→ THE EXERCISE
Turn the listing below into a Markdown table with two columns, Number and Line, giving each line its own numbered row and leaving out any blank lines.

→ RECORDS
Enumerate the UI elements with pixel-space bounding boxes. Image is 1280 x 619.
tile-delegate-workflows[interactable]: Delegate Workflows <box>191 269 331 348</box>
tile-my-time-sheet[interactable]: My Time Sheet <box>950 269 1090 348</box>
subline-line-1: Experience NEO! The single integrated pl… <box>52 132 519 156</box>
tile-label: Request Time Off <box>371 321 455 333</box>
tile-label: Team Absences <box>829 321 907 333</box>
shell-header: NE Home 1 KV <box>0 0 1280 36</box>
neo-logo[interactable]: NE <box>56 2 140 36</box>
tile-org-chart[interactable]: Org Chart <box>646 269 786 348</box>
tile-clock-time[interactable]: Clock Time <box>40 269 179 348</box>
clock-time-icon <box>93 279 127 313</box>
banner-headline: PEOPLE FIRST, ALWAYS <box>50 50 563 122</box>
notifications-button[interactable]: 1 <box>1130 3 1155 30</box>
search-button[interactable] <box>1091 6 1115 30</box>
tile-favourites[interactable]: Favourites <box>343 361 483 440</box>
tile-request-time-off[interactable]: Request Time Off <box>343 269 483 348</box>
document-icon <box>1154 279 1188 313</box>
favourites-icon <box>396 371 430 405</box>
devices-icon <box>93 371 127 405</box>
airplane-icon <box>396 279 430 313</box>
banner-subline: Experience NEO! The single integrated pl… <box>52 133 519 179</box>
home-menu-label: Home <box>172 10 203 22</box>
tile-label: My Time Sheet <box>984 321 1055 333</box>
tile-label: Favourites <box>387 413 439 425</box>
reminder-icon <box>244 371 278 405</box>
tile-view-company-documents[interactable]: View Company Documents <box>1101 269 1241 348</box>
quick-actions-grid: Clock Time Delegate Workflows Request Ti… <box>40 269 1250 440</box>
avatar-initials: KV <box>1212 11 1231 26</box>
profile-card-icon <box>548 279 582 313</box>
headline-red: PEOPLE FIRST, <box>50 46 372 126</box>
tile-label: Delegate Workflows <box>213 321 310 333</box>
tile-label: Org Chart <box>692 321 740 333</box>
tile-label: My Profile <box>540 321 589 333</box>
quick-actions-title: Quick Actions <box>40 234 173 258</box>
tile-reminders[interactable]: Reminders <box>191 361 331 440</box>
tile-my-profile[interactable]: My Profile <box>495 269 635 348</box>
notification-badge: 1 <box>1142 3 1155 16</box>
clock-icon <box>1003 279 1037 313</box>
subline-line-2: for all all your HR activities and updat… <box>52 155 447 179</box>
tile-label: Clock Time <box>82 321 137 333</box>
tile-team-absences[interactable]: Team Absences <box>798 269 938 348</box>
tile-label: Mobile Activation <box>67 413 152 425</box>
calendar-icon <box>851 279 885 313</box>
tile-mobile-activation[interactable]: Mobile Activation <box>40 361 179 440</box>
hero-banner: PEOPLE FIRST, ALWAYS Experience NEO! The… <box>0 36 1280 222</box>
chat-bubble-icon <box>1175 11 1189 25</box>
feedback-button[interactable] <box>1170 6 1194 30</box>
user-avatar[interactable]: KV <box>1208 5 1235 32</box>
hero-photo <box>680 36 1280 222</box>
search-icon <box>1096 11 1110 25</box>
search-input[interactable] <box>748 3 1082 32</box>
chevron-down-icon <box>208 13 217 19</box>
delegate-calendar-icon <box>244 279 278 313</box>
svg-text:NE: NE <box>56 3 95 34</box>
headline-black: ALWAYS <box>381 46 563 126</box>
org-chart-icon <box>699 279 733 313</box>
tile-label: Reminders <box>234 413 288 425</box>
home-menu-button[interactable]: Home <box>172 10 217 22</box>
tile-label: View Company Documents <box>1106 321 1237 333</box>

→ SOLUTION TO THIS PROBLEM
| Number | Line |
|---|---|
| 1 | Enumerate the UI elements with pixel-space bounding boxes. Image is 1280 x 619. |
| 2 | tile-delegate-workflows[interactable]: Delegate Workflows <box>191 269 331 348</box> |
| 3 | tile-my-time-sheet[interactable]: My Time Sheet <box>950 269 1090 348</box> |
| 4 | subline-line-1: Experience NEO! The single integrated pl… <box>52 132 519 156</box> |
| 5 | tile-label: Request Time Off <box>371 321 455 333</box> |
| 6 | tile-label: Team Absences <box>829 321 907 333</box> |
| 7 | shell-header: NE Home 1 KV <box>0 0 1280 36</box> |
| 8 | neo-logo[interactable]: NE <box>56 2 140 36</box> |
| 9 | tile-org-chart[interactable]: Org Chart <box>646 269 786 348</box> |
| 10 | tile-clock-time[interactable]: Clock Time <box>40 269 179 348</box> |
| 11 | clock-time-icon <box>93 279 127 313</box> |
| 12 | banner-headline: PEOPLE FIRST, ALWAYS <box>50 50 563 122</box> |
| 13 | notifications-button[interactable]: 1 <box>1130 3 1155 30</box> |
| 14 | search-button[interactable] <box>1091 6 1115 30</box> |
| 15 | tile-favourites[interactable]: Favourites <box>343 361 483 440</box> |
| 16 | tile-request-time-off[interactable]: Request Time Off <box>343 269 483 348</box> |
| 17 | document-icon <box>1154 279 1188 313</box> |
| 18 | favourites-icon <box>396 371 430 405</box> |
| 19 | devices-icon <box>93 371 127 405</box> |
| 20 | airplane-icon <box>396 279 430 313</box> |
| 21 | banner-subline: Experience NEO! The single integrated pl… <box>52 133 519 179</box> |
| 22 | home-menu-label: Home <box>172 10 203 22</box> |
| 23 | tile-label: My Time Sheet <box>984 321 1055 333</box> |
| 24 | tile-label: Favourites <box>387 413 439 425</box> |
| 25 | reminder-icon <box>244 371 278 405</box> |
| 26 | tile-view-company-documents[interactable]: View Company Documents <box>1101 269 1241 348</box> |
| 27 | quick-actions-grid: Clock Time Delegate Workflows Request Ti… <box>40 269 1250 440</box> |
| 28 | avatar-initials: KV <box>1212 11 1231 26</box> |
| 29 | profile-card-icon <box>548 279 582 313</box> |
| 30 | headline-red: PEOPLE FIRST, <box>50 46 372 126</box> |
| 31 | tile-label: Delegate Workflows <box>213 321 310 333</box> |
| 32 | tile-label: Org Chart <box>692 321 740 333</box> |
| 33 | tile-label: My Profile <box>540 321 589 333</box> |
| 34 | quick-actions-title: Quick Actions <box>40 234 173 258</box> |
| 35 | tile-reminders[interactable]: Reminders <box>191 361 331 440</box> |
| 36 | tile-my-profile[interactable]: My Profile <box>495 269 635 348</box> |
| 37 | notification-badge: 1 <box>1142 3 1155 16</box> |
| 38 | clock-icon <box>1003 279 1037 313</box> |
| 39 | subline-line-2: for all all your HR activities and updat… <box>52 155 447 179</box> |
| 40 | tile-label: Clock Time <box>82 321 137 333</box> |
| 41 | tile-team-absences[interactable]: Team Absences <box>798 269 938 348</box> |
| 42 | tile-label: Mobile Activation <box>67 413 152 425</box> |
| 43 | calendar-icon <box>851 279 885 313</box> |
| 44 | tile-mobile-activation[interactable]: Mobile Activation <box>40 361 179 440</box> |
| 45 | hero-banner: PEOPLE FIRST, ALWAYS Experience NEO! The… <box>0 36 1280 222</box> |
| 46 | chat-bubble-icon <box>1175 11 1189 25</box> |
| 47 | feedback-button[interactable] <box>1170 6 1194 30</box> |
| 48 | user-avatar[interactable]: KV <box>1208 5 1235 32</box> |
| 49 | hero-photo <box>680 36 1280 222</box> |
| 50 | search-icon <box>1096 11 1110 25</box> |
| 51 | search-input[interactable] <box>748 3 1082 32</box> |
| 52 | chevron-down-icon <box>208 13 217 19</box> |
| 53 | delegate-calendar-icon <box>244 279 278 313</box> |
| 54 | svg-text:NE: NE <box>56 3 95 34</box> |
| 55 | headline-black: ALWAYS <box>381 46 563 126</box> |
| 56 | org-chart-icon <box>699 279 733 313</box> |
| 57 | tile-label: Reminders <box>234 413 288 425</box> |
| 58 | home-menu-button[interactable]: Home <box>172 10 217 22</box> |
| 59 | tile-label: View Company Documents <box>1106 321 1237 333</box> |